━━━━━ 抜粋文
インターネットの普及に伴い、昨今のビジネスシーンにおいて、どのような業種業態であったとしてもネットワークの活用は不可欠になってきています。情報発信のためのホームページや商材やサービスの購入における決済システム、社内の共有システムなど、ネットワークを活用したリソースは多岐に渡ります。このような情報通信ネットワークが仮にダウンしたり、不正にアクセスされたりした場合、企業の運営に影響を及ぼすだけではなく、顧客も含め莫大な損害につながる可能性があります。

そうならないためにも、日々のネットワーク監視ツールの導入は欠かせません。セキュリティ対策だけでなく、人件費の削減や企業としての信頼度の向上にもつながります。とはいえ、ネットワーク監視ツールの導入を検討していたとしても、どこから手をつけたらいいのか分からない、どういったものなのか不明、システムに強い専門家が自社にはいないなどといった形で、一歩が踏み出せない企業は少なくありません。
そこで今回は、社内のネットワークをより快適にできる、ネットワーク監視ツールの概要や特徴、導入のメリットや注意点などについて、ポイントをふまえて紹介していきます。

ネットワーク監視ツールとは?

ネットワーク監視ツールとは、その名の通りネットワーク上で自社のホームページやアプリケーション、システムなどが正常に稼働しているか情報を集め、監視するツールとなります。ネットワーク監視ツールの監視対象は、基本的にはサーバーやルーター、スイッチ、WiFiアクセスポイント、ファイアウォールなどのネットワーク関連の機器となります。更にネットワーク監視ツールによっては、オンプレミスのサーバーや、パブリッククラウド上のサーバー、仮想化環境なども合わせて管理できるものも存在します。
システム障害だけでなく、ネットワーク環境はいつどこで不具合が生じるか分かりません。例えば、自社の商材やサービスがテレビやメディアで紹介され、一気に多くのユーザーが自社のホームページにアクセスするようになると、サーバーがパンクしシステムダウンしてしまうことが起こり得ます。
━━━━━━━━━━
━━━━━ 表示データ
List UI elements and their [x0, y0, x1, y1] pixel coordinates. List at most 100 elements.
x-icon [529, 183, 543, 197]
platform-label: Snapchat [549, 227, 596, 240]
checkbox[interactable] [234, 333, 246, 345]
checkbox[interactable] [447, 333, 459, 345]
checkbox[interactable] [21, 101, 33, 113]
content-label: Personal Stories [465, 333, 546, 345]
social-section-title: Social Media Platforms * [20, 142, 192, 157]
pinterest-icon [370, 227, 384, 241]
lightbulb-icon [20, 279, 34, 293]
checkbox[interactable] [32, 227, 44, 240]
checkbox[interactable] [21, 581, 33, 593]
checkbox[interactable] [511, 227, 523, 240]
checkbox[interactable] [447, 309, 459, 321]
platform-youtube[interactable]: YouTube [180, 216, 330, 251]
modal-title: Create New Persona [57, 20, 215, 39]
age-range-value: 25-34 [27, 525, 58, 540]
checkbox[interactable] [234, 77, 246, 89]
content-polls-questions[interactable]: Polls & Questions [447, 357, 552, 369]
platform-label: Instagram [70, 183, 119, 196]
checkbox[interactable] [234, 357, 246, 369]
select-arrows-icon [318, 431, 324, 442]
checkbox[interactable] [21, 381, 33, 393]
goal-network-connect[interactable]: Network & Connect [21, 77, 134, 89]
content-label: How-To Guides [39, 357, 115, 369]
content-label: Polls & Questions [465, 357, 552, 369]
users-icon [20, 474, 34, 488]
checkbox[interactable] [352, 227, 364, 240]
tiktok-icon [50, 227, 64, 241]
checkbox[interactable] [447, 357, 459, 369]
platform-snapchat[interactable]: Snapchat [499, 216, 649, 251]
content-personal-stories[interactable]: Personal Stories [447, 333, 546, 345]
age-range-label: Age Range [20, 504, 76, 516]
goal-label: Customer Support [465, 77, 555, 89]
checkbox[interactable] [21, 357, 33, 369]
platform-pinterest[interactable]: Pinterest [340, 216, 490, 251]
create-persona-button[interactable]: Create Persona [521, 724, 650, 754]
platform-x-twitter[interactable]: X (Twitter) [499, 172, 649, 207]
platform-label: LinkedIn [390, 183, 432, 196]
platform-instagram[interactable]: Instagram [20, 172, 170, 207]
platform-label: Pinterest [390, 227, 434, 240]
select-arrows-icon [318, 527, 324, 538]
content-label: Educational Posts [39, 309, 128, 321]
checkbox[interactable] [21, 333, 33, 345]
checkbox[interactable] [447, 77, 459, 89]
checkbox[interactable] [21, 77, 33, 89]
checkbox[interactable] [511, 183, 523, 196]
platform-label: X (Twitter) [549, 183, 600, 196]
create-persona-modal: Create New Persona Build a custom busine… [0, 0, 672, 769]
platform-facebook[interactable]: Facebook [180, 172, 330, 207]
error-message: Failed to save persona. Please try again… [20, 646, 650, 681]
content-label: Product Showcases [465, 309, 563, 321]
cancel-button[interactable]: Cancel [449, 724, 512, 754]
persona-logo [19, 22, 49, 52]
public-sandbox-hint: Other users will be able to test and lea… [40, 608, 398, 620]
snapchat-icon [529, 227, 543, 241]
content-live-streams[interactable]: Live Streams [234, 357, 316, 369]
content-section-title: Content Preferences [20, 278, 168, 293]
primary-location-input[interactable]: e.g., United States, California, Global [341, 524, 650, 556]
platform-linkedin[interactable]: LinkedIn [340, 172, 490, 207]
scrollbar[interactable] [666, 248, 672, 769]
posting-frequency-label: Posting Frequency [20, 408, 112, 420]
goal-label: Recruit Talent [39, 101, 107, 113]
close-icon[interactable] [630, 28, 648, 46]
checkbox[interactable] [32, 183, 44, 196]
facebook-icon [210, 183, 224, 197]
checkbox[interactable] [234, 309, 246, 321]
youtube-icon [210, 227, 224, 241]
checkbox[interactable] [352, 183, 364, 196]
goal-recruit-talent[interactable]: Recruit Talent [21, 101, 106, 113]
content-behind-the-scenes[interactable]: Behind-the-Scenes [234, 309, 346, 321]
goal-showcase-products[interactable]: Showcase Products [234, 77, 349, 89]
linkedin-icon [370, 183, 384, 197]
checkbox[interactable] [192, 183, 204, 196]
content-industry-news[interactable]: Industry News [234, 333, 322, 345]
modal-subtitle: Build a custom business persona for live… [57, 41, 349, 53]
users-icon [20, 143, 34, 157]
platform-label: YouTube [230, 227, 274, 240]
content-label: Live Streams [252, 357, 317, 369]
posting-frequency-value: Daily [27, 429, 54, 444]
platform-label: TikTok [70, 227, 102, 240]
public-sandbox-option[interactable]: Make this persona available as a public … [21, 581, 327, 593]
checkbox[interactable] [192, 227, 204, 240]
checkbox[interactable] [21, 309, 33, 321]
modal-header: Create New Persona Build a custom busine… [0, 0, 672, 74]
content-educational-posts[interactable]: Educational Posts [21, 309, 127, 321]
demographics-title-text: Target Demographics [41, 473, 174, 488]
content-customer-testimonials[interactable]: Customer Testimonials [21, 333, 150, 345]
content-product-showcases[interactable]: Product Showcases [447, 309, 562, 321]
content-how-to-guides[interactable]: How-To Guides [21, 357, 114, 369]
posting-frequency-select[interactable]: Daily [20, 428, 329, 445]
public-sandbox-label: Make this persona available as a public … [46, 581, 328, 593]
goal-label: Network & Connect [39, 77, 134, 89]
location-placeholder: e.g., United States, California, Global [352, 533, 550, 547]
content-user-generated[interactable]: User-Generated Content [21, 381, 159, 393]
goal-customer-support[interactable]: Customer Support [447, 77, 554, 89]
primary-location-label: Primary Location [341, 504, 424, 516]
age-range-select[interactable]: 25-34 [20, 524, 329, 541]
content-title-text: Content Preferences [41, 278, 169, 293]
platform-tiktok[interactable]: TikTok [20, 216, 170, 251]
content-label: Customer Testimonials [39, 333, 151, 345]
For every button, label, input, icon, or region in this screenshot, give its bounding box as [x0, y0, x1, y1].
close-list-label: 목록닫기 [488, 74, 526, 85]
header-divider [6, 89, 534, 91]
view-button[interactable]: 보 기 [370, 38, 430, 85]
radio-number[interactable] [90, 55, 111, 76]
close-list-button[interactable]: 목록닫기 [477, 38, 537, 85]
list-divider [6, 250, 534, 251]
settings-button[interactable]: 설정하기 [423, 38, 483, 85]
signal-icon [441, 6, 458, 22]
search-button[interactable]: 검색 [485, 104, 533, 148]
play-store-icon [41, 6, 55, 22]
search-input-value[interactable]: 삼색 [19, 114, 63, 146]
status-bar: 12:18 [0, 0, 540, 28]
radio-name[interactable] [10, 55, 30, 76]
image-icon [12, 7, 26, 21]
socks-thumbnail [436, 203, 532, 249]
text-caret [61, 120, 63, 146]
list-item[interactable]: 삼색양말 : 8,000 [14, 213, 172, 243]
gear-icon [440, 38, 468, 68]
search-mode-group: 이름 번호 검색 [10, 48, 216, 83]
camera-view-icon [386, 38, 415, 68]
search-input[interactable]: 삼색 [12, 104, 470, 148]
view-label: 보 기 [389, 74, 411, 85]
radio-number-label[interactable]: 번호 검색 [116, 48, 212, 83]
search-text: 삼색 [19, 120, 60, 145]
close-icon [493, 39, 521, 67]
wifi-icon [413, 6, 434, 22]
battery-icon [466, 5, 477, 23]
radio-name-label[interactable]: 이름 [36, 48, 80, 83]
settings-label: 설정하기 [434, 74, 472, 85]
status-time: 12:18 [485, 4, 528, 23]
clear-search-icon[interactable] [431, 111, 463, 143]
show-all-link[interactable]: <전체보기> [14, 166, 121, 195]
━━━━━━━━━━
[課題 A]: ネットワーク監視ツールを説明した文章によると、このツールの監視対象は基本的にどのような機器か。
[課題 B]: ネットワーク監視ツールを説明した文章の最後の一文に続けて、その先を書け。

[出力 A]: サーバーやルーター、スイッチ、WiFiアクセスポイント、ファイアウォールなどのネットワーク関連の機器である。

[出力 B]:
このような予測不可能な障害が発生した場合、何が原因で稼働しなくなったのかを調べ、その上で対策を講じなければならないため、トラブル発生から解決までに大幅な時間を要することになります。時間を要すればその分企業に与える損害は大きくなるばかりですが、ネットワーク監視ツールを導入しておけば、日々障害の予兆が無いか確認し、サーバーダウンやトラブルの一歩手前で危険性を察知することが出来るようになります。万が一障害が発生したとしても、ネットワーク監視ツールを導入していれば、何が原因で障害につながったのかをすぐに把握することが出来ますので、企業における損害を最小限に抑えることにもつながります。

障害発生を予防!復旧も簡易化。ネットワーク監視ツールの特徴

そもそもネットワークの監視とは、自社内のネットワーク機器などが正常に稼働しているか、また異常なデータなどが流出していないかなどを確認することを指します。このような障害の発生を予防し、仮に見つかっても簡易的に復旧できるようにするために、人に代わって24時間365日ネットワークを監視するのがネットワーク監視ツールになります。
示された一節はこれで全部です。